** SHORT TASK **
Gather up every line from the entries below that uses the word "材料表明".

___ INPUT DATA ___

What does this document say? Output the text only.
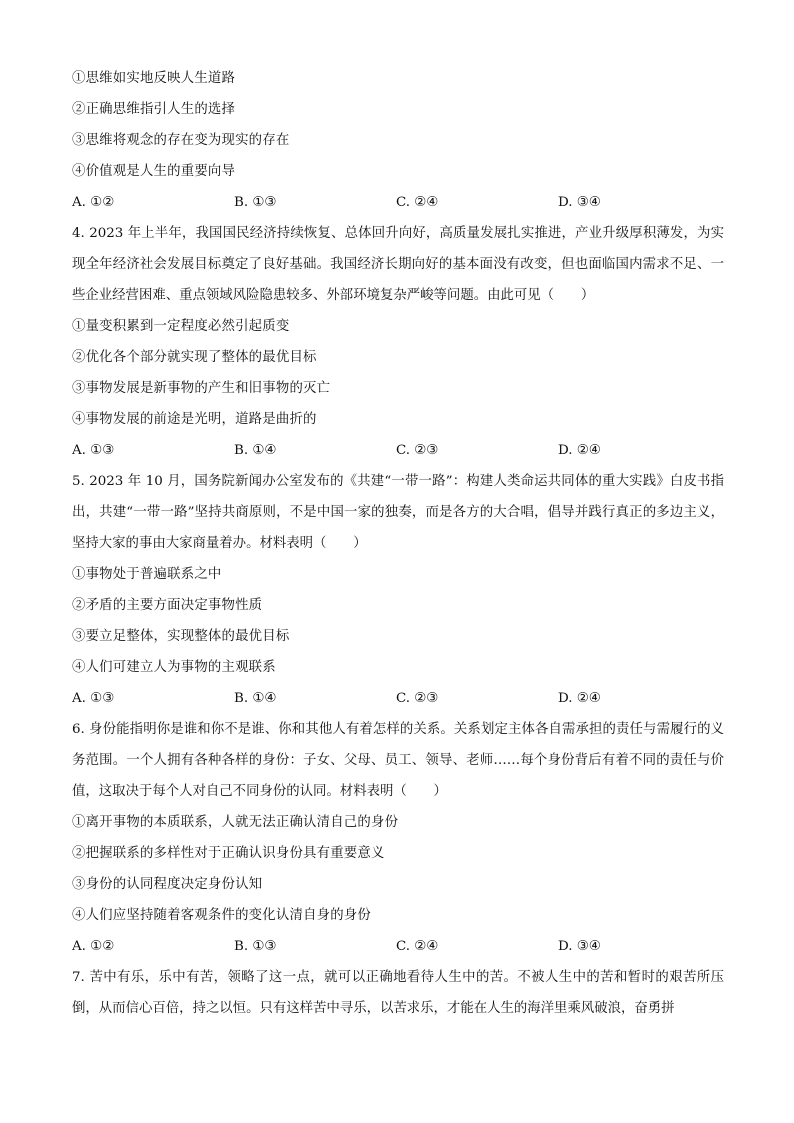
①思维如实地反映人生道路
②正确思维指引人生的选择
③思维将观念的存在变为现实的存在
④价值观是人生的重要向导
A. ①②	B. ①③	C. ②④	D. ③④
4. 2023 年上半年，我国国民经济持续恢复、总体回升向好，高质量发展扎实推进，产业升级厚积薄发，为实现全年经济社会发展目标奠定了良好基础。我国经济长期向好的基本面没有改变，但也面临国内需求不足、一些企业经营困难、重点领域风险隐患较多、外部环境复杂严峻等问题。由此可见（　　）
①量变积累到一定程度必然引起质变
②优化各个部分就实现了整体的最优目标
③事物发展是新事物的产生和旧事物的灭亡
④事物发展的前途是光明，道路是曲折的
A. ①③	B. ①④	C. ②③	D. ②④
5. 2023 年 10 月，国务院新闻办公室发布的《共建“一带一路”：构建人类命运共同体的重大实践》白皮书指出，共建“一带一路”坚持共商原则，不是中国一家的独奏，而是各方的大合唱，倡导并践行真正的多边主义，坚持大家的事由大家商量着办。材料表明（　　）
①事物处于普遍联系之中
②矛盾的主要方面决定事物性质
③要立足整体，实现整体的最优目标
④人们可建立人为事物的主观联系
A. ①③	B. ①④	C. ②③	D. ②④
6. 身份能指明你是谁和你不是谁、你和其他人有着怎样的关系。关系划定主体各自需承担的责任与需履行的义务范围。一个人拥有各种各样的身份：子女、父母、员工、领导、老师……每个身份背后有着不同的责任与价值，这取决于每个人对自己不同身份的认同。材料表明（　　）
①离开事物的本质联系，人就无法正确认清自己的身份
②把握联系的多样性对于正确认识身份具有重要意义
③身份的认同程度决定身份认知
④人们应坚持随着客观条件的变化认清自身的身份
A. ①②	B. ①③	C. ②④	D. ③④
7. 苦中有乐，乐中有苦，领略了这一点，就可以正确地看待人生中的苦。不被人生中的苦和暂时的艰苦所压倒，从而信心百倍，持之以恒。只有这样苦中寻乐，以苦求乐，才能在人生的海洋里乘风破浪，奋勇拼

___

** SOLUTION TO THIS TASK **
5. 2023 年 10 月，国务院新闻办公室发布的《共建“一带一路”：构建人类命运共同体的重大实践》白皮书指出，共建“一带一路”坚持共商原则，不是中国一家的独奏，而是各方的大合唱，倡导并践行真正的多边主义，坚持大家的事由大家商量着办。材料表明（　　）
6. 身份能指明你是谁和你不是谁、你和其他人有着怎样的关系。关系划定主体各自需承担的责任与需履行的义务范围。一个人拥有各种各样的身份：子女、父母、员工、领导、老师……每个身份背后有着不同的责任与价值，这取决于每个人对自己不同身份的认同。材料表明（　　）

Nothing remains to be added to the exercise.